■ **Supplied text**:
▬▬▬▬▬▬▬▬▬▬

The HTML5 canvas element creates a sketchpad area on a webpage where you can use JavaScript to draw 2D shapes, graphics, animations, render bitmap images, and even create online presentations and build dynamic browser games. In this article you'll learn how to use drag-and-drop in your canvas projects.

The first step is to create the canvas element in the body of your webpage, the code for this is shown below.

<canvas id="canvas" width="400" height="300" style="border-style:solid;">
</canvas>

The next step is to create a JavaScript code block in the head section of your webpage. In that code block I have declared some variables. The canvas variable will hold a reference to the canvas element. The ctx variable will hold a reference to the canvas' context. A context is a structure that holds the properties of the pen, fill color, text, and so on that will be used by drawing commands.

<script>

var canvas;
var ctx;
var x;
var y;
var dragok = false;

</script>

The x and y variables contain the coordinates of any active actions. Just like the computer screen itself, the coordinates of the canvas are in quadrant 4 of the cartesian plane. The dragok variable is a flag that indicates if the drag object should follow the mouse pointer.

function init()

▬▬▬▬▬▬▬▬▬▬

■ **Excerpted data**:
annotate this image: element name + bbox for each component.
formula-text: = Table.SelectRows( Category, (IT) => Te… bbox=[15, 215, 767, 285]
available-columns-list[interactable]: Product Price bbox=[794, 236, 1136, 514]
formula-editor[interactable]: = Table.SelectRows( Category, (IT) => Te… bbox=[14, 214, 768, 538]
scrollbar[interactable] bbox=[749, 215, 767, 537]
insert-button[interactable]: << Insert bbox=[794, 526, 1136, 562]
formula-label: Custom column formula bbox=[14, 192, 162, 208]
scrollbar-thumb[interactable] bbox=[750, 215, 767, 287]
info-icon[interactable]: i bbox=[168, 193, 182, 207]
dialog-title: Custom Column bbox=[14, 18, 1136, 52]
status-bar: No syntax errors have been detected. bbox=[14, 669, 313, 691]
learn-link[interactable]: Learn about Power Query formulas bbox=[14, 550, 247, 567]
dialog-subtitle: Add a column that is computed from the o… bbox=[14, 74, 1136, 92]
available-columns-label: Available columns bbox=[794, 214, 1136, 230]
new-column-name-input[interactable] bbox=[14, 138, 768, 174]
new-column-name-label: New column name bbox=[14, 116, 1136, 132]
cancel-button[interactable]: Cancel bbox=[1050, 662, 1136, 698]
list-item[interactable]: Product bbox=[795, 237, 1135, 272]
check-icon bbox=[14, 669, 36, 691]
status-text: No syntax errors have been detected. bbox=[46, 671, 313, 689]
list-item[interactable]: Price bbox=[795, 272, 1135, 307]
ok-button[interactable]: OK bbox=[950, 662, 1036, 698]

▬▬▬▬▬▬▬▬▬▬

■ **Activity list**:
**a)** Decide whether each statement below agrees with the canvas drag-and-drop tutorial: (i) the JavaScript code block belongs in the body section of the webpage, (ii) the dragok variable starts out set to false, and (iii) the canvas coordinates lie in quadrant 4 of the cartesian plane. Answer yes or no for each, and quote the words from the tutorial that settle it.
**b)** Carry the canvas drag-and-drop tutorial forward from the point where it stops.

■ **Responses for each task**:
**a)**
(i) No: "create a JavaScript code block in the head section of your webpage"
(ii) Yes: "var dragok = false;"
(iii) Yes: "the coordinates of the canvas are in quadrant 4 of the cartesian plane"

**b)**
{
  x = 50;
  y = 50;
  canvas = document.getElementById("canvas");
  ctx = canvas.getContext("2d");
  canvas.onmousedown = down;
  canvas.onmouseup = up;
  setInterval(draw, 10);
}

window.onload = init;

Next, in the JavaScript code block, define an init function that initializes the coordinate position, assigns the canvas and context references, assigns function names to the canvas onmousedown and onmouseup events, and sets an interval timer to execute a draw function every 10 milliseconds. The last line attaches the init function to the window.onload event.

function draw()
{
  ctx.clearRect(0, 0, 400, 300);

  ctx.beginPath();
  ctx.arc(x,y,4,0,2*Math.PI);
  ctx.stroke();

  ctx.font = "18px verdana";
  ctx.fillText("x=" + x + ",y=" + y,5,18);
}

Next, in the JavaScript code block, define a draw function. It uses context methods to clear the canvas drawing area, draw a small circle (which will be the object that gets dragged), and then writes the coordinates of the mouse pointer in the upper-right corner of the canvas.